● **TASK STATEMENT**
Pick out every line that holds the string "single" and copy it.

● **Stored items**

<<<<

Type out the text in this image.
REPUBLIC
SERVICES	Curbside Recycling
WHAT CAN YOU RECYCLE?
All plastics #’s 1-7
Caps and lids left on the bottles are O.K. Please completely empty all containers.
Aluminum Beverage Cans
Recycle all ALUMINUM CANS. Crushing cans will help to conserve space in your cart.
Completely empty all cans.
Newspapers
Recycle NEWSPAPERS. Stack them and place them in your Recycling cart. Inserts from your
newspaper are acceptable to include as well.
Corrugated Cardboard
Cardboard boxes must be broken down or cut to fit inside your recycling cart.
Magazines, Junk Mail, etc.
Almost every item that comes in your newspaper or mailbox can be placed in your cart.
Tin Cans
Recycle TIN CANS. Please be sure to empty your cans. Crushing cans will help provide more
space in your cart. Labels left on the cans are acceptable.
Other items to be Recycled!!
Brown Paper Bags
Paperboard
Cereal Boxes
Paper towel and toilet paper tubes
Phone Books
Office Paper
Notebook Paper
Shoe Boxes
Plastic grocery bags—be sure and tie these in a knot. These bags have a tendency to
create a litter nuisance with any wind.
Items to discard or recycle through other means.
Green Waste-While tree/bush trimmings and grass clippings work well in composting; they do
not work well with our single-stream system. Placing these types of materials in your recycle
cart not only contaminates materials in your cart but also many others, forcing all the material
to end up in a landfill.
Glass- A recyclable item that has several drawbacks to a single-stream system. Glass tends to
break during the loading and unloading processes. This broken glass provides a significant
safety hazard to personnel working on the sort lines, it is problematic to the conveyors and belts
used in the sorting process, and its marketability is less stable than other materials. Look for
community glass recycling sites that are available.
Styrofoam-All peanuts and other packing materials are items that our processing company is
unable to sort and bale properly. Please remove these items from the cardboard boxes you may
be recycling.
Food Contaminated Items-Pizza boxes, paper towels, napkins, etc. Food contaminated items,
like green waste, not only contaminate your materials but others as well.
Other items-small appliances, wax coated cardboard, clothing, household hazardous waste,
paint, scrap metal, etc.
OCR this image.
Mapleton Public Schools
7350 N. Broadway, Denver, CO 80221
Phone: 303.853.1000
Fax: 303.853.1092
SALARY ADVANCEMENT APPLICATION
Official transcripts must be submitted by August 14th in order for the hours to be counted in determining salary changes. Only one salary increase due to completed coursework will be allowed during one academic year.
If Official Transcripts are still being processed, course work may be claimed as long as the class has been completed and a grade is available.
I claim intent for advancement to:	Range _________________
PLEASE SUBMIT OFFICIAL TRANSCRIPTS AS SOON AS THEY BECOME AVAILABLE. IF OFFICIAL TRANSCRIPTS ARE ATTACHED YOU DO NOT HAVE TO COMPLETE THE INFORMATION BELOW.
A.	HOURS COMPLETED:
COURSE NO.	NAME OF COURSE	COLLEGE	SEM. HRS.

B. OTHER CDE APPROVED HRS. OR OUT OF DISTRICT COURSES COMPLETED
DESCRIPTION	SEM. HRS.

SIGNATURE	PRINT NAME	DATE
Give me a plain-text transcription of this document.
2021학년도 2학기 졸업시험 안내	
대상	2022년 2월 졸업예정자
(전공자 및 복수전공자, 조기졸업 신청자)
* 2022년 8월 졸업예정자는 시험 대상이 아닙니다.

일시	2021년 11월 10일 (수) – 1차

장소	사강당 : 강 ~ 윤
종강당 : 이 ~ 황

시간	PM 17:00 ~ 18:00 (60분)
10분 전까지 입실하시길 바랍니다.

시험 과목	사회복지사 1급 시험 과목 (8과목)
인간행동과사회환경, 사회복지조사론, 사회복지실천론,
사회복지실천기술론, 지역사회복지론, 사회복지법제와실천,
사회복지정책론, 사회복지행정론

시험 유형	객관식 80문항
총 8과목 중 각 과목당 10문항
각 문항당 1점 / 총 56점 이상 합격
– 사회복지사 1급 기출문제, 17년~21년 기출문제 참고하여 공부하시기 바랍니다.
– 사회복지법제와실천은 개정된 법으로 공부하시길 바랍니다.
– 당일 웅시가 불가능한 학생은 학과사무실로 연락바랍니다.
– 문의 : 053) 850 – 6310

>>>>

● **TASK RESULT**
not work well with our single-stream system. Placing these types of materials in your recycle
Glass- A recyclable item that has several drawbacks to a single-stream system. Glass tends to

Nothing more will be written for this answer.